> _Task brief_: Count how many lines contain "players" and reply with that number only.

>>

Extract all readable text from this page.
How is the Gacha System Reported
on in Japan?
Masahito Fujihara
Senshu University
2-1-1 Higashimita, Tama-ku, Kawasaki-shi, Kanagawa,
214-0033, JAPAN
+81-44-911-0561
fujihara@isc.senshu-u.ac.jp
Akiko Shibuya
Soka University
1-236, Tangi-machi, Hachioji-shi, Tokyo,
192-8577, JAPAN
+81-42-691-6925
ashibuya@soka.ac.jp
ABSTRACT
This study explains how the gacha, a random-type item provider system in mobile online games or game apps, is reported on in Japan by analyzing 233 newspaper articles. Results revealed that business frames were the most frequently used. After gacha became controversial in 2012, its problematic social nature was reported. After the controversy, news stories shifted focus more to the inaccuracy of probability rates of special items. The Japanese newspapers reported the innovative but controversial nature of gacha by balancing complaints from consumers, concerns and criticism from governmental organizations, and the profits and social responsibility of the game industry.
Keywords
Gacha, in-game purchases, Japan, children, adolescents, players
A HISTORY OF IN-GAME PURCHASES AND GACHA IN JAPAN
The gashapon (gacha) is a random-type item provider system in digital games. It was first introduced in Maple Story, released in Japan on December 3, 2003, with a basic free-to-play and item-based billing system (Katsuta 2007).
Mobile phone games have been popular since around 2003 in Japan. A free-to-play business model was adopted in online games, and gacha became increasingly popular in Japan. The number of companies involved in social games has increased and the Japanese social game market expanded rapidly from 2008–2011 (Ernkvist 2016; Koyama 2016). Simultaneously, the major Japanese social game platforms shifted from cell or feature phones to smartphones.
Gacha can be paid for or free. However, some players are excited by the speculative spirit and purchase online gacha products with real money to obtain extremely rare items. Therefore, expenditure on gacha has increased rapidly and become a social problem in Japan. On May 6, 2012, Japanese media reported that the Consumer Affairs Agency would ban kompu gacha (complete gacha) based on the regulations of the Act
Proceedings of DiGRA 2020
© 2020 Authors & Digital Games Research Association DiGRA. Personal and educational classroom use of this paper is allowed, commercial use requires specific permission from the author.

<<
>>

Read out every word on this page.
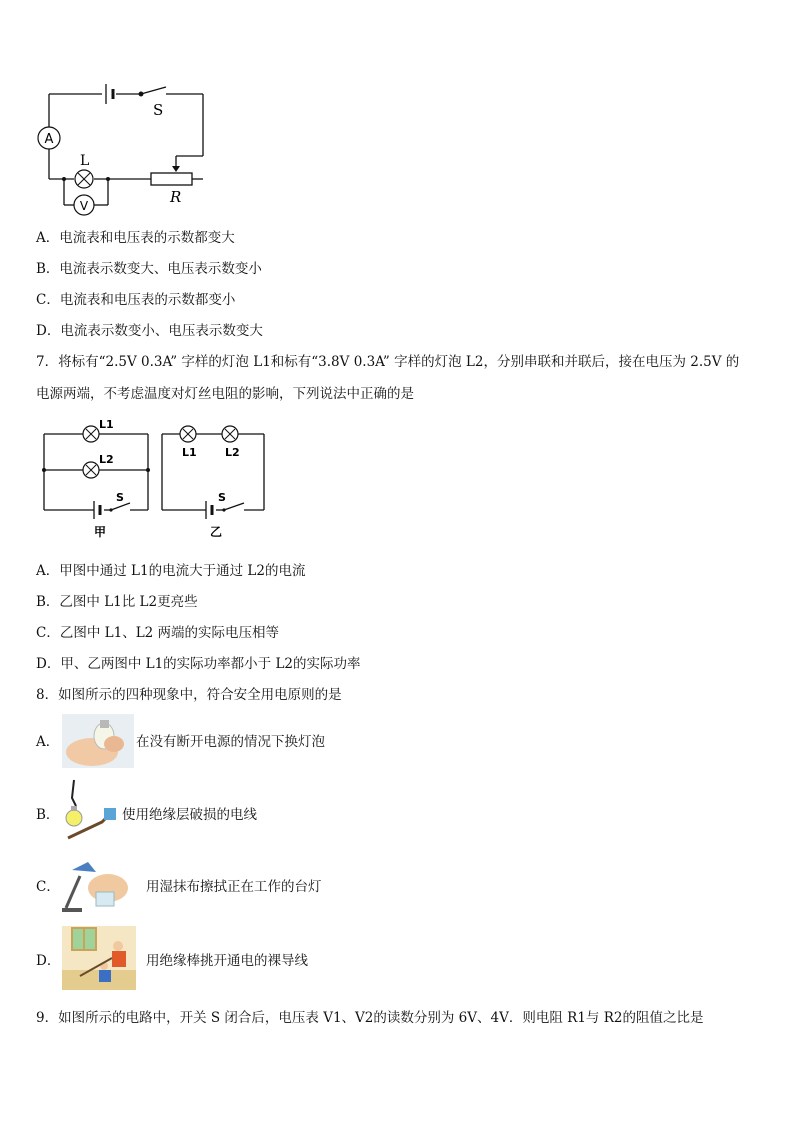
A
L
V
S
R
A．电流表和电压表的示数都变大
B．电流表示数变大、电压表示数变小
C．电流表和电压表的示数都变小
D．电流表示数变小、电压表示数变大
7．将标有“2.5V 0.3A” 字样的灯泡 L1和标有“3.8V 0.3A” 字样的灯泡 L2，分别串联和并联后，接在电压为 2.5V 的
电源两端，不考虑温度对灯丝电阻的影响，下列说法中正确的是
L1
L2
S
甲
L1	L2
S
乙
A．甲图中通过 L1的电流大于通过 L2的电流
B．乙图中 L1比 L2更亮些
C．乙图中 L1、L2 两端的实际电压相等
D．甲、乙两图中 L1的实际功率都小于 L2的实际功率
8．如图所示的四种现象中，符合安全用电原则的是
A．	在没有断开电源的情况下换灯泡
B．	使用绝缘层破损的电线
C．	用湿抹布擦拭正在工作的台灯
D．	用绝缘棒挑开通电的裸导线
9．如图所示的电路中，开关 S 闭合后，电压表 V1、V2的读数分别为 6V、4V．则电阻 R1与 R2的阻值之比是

<<
>>

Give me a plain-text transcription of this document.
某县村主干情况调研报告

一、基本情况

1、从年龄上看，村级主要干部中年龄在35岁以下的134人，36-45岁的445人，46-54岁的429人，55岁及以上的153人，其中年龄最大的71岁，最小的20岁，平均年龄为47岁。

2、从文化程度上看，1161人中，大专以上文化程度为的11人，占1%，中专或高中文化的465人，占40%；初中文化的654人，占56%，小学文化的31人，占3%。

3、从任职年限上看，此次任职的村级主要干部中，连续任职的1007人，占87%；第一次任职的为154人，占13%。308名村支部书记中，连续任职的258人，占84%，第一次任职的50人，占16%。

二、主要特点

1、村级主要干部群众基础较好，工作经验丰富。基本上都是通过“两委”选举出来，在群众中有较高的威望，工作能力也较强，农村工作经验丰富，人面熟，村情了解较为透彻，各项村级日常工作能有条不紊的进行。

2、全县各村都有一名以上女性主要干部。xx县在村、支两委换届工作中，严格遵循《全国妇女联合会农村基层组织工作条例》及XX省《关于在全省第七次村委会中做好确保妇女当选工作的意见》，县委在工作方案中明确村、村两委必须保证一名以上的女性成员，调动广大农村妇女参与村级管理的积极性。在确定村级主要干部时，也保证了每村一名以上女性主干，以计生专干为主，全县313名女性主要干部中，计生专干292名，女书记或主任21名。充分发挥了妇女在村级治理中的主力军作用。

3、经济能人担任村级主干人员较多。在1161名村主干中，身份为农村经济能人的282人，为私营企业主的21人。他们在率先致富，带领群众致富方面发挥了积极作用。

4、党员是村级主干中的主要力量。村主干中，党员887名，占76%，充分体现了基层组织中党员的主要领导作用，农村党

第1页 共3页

<<

> _Solution to this task_: 2